=== RECORDS FOR THE EXERCISE ===

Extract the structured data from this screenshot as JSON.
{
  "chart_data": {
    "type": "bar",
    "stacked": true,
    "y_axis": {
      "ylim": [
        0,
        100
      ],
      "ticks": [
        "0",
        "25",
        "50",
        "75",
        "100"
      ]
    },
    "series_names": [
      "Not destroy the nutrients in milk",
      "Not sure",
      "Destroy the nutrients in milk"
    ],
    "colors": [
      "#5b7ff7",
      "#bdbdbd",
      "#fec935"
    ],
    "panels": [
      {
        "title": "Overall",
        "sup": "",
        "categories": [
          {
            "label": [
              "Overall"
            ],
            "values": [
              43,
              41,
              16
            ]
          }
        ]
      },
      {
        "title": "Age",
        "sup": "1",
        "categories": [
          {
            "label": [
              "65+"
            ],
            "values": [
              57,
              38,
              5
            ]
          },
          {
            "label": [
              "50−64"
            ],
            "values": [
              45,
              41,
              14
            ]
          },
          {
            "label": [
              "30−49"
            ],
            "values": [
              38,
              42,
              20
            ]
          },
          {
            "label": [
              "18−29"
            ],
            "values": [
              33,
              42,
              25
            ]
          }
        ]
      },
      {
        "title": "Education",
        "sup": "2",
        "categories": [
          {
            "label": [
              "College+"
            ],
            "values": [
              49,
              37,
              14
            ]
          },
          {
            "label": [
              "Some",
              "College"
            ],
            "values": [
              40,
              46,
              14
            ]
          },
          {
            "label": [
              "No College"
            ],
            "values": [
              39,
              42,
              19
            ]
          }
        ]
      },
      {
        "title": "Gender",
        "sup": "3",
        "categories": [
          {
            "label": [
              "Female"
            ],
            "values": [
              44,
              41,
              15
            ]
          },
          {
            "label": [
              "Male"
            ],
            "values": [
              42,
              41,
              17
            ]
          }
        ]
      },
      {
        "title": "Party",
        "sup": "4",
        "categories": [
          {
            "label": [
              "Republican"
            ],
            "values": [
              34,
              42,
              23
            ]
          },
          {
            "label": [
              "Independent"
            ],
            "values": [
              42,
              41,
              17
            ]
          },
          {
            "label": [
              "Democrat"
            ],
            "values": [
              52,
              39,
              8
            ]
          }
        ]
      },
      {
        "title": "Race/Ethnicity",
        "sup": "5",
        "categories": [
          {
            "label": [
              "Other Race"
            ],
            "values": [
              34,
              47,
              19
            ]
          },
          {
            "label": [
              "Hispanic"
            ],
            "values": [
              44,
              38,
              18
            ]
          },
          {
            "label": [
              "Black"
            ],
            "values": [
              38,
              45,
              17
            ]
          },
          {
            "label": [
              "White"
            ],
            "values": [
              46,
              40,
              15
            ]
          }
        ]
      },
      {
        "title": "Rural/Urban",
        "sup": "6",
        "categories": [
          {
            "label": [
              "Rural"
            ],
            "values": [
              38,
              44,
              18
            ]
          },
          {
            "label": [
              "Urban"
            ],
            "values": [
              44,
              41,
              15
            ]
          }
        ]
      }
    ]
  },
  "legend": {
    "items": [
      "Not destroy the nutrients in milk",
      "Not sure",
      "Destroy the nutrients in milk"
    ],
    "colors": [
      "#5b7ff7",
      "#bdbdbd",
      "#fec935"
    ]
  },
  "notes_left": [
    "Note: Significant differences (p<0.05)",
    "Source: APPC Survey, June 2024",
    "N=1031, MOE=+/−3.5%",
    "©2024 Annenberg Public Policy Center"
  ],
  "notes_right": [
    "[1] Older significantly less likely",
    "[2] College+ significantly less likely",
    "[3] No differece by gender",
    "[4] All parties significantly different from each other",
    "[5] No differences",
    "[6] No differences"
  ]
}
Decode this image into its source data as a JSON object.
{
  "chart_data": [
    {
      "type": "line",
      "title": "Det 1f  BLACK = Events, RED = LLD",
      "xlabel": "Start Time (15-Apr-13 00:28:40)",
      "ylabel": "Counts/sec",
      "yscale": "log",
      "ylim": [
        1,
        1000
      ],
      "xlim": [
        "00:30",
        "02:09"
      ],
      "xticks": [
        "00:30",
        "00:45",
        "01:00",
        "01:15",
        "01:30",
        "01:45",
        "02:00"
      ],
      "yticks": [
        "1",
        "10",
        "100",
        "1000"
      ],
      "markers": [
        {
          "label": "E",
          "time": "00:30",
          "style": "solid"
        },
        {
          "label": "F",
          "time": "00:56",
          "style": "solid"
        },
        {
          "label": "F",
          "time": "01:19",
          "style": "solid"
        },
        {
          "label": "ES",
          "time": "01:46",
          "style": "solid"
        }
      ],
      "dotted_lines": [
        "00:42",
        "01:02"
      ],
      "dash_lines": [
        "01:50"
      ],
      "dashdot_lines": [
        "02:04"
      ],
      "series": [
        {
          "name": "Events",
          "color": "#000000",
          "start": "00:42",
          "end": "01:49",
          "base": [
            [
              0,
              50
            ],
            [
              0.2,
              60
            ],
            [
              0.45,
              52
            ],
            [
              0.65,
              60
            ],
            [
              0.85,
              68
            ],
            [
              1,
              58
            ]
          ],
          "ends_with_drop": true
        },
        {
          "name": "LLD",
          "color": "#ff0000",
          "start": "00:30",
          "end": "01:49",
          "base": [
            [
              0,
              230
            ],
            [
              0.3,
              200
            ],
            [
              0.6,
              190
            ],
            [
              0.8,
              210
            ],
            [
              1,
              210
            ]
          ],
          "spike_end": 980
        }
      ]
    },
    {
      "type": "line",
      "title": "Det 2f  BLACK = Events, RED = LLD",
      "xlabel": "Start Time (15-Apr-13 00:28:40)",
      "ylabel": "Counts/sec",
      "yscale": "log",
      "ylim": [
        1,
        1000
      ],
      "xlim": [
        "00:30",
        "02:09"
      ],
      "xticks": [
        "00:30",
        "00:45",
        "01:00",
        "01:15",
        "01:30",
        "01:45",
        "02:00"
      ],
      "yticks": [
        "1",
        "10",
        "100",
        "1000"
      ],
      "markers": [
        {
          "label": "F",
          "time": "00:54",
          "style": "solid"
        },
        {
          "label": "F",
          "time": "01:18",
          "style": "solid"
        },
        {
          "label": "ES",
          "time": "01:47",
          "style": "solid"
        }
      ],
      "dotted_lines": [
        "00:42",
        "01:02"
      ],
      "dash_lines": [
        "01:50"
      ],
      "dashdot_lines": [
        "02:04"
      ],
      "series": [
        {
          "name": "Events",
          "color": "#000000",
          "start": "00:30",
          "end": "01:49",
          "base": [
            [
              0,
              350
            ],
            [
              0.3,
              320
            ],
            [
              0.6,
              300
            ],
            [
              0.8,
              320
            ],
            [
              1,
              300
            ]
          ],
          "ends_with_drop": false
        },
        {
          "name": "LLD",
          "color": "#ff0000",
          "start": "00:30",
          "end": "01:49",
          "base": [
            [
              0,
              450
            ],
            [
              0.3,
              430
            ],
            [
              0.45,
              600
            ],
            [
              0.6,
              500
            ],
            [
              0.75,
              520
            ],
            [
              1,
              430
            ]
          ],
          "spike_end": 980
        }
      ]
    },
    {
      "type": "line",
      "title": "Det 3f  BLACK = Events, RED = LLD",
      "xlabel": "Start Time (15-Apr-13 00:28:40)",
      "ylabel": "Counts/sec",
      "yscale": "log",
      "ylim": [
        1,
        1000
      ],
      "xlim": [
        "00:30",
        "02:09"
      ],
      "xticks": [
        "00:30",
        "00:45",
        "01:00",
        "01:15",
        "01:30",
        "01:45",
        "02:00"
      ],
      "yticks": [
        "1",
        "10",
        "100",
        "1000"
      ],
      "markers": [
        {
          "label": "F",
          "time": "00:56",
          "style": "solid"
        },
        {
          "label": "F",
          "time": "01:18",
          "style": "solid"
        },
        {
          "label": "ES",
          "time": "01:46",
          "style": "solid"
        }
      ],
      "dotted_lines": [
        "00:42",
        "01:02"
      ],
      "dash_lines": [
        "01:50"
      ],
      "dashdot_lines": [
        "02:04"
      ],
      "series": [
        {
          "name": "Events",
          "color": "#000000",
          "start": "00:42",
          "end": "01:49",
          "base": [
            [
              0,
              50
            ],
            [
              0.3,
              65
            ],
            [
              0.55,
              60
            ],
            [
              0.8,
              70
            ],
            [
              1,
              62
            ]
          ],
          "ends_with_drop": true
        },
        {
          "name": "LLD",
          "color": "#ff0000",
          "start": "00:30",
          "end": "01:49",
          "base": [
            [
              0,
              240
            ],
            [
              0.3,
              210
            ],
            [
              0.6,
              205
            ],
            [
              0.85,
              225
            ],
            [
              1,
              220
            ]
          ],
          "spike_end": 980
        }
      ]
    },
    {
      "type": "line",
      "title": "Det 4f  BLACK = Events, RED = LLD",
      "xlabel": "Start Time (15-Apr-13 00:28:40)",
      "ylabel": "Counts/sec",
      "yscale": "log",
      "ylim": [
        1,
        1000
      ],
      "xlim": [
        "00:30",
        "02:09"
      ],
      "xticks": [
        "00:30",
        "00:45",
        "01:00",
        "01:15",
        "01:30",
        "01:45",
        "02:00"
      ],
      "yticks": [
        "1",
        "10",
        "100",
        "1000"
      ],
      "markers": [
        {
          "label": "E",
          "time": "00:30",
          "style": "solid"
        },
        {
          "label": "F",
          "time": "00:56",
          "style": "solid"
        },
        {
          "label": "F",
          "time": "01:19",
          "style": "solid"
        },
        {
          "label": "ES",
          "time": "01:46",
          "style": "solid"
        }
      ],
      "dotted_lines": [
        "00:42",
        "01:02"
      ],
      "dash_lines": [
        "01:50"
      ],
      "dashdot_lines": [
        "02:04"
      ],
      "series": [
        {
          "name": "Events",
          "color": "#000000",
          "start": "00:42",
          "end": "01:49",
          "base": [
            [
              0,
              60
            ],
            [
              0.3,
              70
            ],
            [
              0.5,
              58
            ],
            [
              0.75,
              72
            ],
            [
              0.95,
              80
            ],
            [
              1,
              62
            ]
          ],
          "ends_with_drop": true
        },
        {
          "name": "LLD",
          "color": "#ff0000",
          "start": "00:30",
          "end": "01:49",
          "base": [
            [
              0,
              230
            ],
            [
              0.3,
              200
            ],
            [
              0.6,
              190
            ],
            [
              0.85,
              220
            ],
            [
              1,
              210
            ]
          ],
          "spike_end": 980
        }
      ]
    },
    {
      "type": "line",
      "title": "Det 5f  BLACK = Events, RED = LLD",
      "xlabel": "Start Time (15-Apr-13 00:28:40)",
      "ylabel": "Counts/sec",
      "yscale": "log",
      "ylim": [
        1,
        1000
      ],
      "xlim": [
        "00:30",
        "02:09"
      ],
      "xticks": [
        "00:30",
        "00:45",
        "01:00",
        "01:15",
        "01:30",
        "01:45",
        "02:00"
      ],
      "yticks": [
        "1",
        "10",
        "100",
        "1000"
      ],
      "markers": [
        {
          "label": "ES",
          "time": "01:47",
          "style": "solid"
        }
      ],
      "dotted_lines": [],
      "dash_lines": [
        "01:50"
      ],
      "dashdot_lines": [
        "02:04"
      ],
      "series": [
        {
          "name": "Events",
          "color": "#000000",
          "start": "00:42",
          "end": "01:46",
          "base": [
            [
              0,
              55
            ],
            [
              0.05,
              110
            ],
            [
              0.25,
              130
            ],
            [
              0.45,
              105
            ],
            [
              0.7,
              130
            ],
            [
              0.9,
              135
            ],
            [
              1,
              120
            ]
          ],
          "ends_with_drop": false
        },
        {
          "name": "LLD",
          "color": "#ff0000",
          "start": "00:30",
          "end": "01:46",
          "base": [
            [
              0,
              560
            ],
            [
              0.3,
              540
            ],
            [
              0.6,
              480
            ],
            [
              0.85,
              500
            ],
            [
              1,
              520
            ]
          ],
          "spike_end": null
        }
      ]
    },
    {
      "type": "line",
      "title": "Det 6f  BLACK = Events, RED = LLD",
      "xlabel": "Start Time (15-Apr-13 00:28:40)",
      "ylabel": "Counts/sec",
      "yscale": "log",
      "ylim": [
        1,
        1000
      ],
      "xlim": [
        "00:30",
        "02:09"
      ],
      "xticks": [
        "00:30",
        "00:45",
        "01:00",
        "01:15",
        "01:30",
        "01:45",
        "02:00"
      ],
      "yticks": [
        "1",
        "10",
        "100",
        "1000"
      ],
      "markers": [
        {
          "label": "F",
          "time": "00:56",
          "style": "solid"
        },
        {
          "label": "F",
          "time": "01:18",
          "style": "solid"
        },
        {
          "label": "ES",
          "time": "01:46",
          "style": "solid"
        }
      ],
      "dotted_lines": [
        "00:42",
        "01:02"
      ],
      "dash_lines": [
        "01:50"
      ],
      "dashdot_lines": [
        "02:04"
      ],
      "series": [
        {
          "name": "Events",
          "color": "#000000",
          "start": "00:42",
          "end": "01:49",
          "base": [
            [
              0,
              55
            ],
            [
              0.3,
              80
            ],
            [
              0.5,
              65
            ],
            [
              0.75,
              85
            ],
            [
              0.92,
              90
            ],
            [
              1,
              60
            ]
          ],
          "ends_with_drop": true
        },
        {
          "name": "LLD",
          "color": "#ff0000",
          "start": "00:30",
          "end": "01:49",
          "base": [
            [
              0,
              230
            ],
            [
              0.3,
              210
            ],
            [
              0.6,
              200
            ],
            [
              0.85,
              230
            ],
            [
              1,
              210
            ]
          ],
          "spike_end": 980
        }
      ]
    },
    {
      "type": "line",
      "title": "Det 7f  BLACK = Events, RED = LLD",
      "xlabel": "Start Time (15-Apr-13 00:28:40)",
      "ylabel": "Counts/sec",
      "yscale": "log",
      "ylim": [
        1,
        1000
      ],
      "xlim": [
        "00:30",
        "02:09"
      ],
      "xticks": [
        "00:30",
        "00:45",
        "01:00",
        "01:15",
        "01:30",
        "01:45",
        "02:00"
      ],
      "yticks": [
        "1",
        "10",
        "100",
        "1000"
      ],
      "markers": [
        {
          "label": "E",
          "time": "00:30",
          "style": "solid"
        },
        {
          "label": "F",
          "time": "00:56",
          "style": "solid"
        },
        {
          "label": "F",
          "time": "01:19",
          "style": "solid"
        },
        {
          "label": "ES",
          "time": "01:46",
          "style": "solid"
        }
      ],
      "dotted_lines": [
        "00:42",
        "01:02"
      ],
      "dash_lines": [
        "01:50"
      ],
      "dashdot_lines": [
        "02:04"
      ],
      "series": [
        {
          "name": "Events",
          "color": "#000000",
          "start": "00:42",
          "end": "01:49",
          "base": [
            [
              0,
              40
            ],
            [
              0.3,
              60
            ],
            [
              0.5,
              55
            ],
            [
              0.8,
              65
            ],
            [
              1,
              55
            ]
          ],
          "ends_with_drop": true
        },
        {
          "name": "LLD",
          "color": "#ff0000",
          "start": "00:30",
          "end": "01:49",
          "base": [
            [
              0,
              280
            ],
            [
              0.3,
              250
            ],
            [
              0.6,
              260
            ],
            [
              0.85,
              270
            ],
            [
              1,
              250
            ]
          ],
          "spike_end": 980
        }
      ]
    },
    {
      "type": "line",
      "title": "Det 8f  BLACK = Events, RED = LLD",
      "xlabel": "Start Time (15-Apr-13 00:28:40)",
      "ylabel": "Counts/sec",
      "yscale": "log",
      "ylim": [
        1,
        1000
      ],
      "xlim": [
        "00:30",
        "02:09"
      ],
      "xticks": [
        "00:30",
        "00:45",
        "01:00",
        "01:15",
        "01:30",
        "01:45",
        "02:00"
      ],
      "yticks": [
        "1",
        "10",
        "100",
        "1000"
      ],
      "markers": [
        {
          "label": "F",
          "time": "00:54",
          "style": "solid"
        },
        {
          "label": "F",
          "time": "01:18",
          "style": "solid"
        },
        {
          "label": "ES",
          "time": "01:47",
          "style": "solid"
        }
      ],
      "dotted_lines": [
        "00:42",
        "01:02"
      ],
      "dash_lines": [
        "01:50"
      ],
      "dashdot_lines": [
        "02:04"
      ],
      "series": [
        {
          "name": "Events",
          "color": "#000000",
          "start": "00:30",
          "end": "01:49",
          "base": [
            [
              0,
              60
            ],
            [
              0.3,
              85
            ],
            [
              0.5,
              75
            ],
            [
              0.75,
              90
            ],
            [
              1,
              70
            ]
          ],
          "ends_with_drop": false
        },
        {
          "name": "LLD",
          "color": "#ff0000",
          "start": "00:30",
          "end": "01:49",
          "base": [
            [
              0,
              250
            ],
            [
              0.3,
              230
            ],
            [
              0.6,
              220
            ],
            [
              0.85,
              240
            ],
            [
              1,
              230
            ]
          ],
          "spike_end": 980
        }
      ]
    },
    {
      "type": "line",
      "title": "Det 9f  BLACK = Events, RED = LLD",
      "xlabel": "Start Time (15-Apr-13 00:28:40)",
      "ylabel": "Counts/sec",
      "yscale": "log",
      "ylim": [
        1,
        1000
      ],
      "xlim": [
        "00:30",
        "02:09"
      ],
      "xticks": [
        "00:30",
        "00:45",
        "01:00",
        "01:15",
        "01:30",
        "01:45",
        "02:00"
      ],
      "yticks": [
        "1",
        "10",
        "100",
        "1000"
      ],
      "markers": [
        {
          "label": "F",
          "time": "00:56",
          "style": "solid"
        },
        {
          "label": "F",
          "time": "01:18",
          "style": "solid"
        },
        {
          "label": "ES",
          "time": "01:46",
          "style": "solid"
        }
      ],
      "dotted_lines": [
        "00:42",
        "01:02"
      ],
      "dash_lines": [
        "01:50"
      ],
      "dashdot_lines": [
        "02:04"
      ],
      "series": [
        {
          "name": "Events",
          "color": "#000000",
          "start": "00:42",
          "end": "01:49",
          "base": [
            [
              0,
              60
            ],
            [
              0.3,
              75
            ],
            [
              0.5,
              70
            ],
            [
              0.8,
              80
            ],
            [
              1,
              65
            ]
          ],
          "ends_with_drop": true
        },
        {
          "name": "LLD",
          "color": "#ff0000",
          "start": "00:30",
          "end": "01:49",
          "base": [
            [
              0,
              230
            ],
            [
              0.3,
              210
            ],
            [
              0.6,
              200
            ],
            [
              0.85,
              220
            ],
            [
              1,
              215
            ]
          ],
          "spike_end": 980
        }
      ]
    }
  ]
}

===

- _SET PROBLEM_
Copy out every line of the listing that includes the string "College".

- _RESPONSE TO THIS EXERCISE_
              "College+"
              "College"
              "No College"
    "[2] College+ significantly less likely",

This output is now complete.